====== Records shown ======

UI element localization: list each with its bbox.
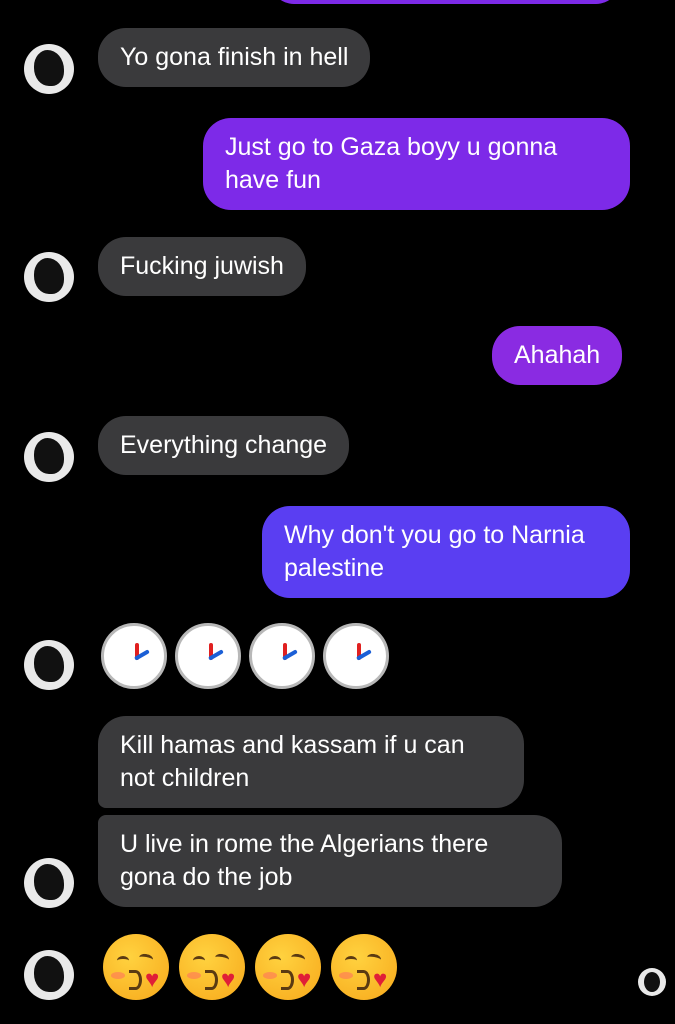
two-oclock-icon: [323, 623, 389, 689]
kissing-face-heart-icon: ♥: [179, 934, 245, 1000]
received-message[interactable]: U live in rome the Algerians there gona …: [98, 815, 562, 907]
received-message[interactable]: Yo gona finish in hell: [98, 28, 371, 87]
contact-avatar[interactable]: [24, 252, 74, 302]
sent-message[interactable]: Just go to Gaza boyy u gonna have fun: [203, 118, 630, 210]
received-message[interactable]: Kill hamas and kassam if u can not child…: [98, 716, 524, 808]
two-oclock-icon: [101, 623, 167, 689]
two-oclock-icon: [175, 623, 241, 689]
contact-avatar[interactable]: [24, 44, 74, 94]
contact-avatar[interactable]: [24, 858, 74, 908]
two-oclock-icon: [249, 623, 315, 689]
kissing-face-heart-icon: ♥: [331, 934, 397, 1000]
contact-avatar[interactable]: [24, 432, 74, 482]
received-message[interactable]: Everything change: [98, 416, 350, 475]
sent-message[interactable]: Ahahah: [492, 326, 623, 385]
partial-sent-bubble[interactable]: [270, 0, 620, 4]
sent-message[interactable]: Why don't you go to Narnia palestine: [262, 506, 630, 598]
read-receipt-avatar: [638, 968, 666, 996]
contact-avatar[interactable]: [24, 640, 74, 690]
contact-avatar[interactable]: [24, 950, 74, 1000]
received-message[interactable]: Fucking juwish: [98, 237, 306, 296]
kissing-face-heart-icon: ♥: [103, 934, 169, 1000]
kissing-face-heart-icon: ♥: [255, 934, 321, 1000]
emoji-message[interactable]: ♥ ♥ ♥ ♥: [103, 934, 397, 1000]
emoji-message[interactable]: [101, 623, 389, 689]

======

What you should do: Swap every "contact-avatar" in the material for "profile-picture" and write out the lines again with nothing else changed. Leave the pictures out of your answer.

Response:
UI element localization: list each with its bbox.
two-oclock-icon: [323, 623, 389, 689]
kissing-face-heart-icon: ♥: [179, 934, 245, 1000]
received-message[interactable]: U live in rome the Algerians there gona …: [98, 815, 562, 907]
received-message[interactable]: Yo gona finish in hell: [98, 28, 371, 87]
profile-picture[interactable]: [24, 252, 74, 302]
sent-message[interactable]: Just go to Gaza boyy u gonna have fun: [203, 118, 630, 210]
received-message[interactable]: Kill hamas and kassam if u can not child…: [98, 716, 524, 808]
two-oclock-icon: [101, 623, 167, 689]
two-oclock-icon: [175, 623, 241, 689]
profile-picture[interactable]: [24, 44, 74, 94]
profile-picture[interactable]: [24, 858, 74, 908]
two-oclock-icon: [249, 623, 315, 689]
kissing-face-heart-icon: ♥: [331, 934, 397, 1000]
profile-picture[interactable]: [24, 432, 74, 482]
received-message[interactable]: Everything change: [98, 416, 350, 475]
sent-message[interactable]: Ahahah: [492, 326, 623, 385]
partial-sent-bubble[interactable]: [270, 0, 620, 4]
sent-message[interactable]: Why don't you go to Narnia palestine: [262, 506, 630, 598]
read-receipt-avatar: [638, 968, 666, 996]
profile-picture[interactable]: [24, 640, 74, 690]
profile-picture[interactable]: [24, 950, 74, 1000]
received-message[interactable]: Fucking juwish: [98, 237, 306, 296]
kissing-face-heart-icon: ♥: [103, 934, 169, 1000]
kissing-face-heart-icon: ♥: [255, 934, 321, 1000]
emoji-message[interactable]: ♥ ♥ ♥ ♥: [103, 934, 397, 1000]
emoji-message[interactable]: [101, 623, 389, 689]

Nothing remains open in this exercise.